» Task description: Retype all of the data. Every line must match exactly.

» Supplied material:
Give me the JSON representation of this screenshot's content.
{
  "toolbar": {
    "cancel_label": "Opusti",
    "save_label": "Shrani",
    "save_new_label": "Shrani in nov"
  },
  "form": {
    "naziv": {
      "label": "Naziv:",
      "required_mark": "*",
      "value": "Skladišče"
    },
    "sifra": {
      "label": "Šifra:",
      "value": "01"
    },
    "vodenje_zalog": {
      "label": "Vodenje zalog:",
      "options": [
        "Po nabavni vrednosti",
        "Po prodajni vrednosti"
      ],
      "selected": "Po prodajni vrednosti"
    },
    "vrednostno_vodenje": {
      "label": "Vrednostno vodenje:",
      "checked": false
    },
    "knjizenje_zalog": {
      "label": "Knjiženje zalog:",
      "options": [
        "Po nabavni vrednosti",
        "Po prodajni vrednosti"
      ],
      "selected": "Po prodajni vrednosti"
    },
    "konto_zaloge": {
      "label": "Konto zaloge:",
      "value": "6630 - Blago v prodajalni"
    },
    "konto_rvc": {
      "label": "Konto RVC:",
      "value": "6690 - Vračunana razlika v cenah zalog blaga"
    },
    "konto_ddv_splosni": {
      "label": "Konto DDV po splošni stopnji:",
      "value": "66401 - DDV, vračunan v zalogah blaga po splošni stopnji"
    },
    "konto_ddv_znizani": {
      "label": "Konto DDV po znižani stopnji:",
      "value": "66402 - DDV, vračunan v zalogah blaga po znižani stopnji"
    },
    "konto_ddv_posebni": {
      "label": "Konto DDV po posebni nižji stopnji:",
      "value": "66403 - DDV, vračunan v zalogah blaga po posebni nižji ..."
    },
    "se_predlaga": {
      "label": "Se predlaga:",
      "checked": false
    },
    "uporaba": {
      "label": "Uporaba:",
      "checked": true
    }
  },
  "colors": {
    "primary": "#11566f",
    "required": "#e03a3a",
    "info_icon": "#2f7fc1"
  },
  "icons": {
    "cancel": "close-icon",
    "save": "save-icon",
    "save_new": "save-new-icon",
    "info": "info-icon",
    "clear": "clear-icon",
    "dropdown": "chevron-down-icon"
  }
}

» Solution for this exercise:
Give me the JSON representation of this screenshot's content.
{
  "toolbar": {
    "cancel_label": "Opusti",
    "save_label": "Shrani",
    "save_new_label": "Shrani in nov"
  },
  "form": {
    "naziv": {
      "label": "Naziv:",
      "required_mark": "*",
      "value": "Skladišče"
    },
    "sifra": {
      "label": "Šifra:",
      "value": "01"
    },
    "vodenje_zalog": {
      "label": "Vodenje zalog:",
      "options": [
        "Po nabavni vrednosti",
        "Po prodajni vrednosti"
      ],
      "selected": "Po prodajni vrednosti"
    },
    "vrednostno_vodenje": {
      "label": "Vrednostno vodenje:",
      "checked": false
    },
    "knjizenje_zalog": {
      "label": "Knjiženje zalog:",
      "options": [
        "Po nabavni vrednosti",
        "Po prodajni vrednosti"
      ],
      "selected": "Po prodajni vrednosti"
    },
    "konto_zaloge": {
      "label": "Konto zaloge:",
      "value": "6630 - Blago v prodajalni"
    },
    "konto_rvc": {
      "label": "Konto RVC:",
      "value": "6690 - Vračunana razlika v cenah zalog blaga"
    },
    "konto_ddv_splosni": {
      "label": "Konto DDV po splošni stopnji:",
      "value": "66401 - DDV, vračunan v zalogah blaga po splošni stopnji"
    },
    "konto_ddv_znizani": {
      "label": "Konto DDV po znižani stopnji:",
      "value": "66402 - DDV, vračunan v zalogah blaga po znižani stopnji"
    },
    "konto_ddv_posebni": {
      "label": "Konto DDV po posebni nižji stopnji:",
      "value": "66403 - DDV, vračunan v zalogah blaga po posebni nižji ..."
    },
    "se_predlaga": {
      "label": "Se predlaga:",
      "checked": false
    },
    "uporaba": {
      "label": "Uporaba:",
      "checked": true
    }
  },
  "colors": {
    "primary": "#11566f",
    "required": "#e03a3a",
    "info_icon": "#2f7fc1"
  },
  "icons": {
    "cancel": "close-icon",
    "save": "save-icon",
    "save_new": "save-new-icon",
    "info": "info-icon",
    "clear": "clear-icon",
    "dropdown": "chevron-down-icon"
  }
}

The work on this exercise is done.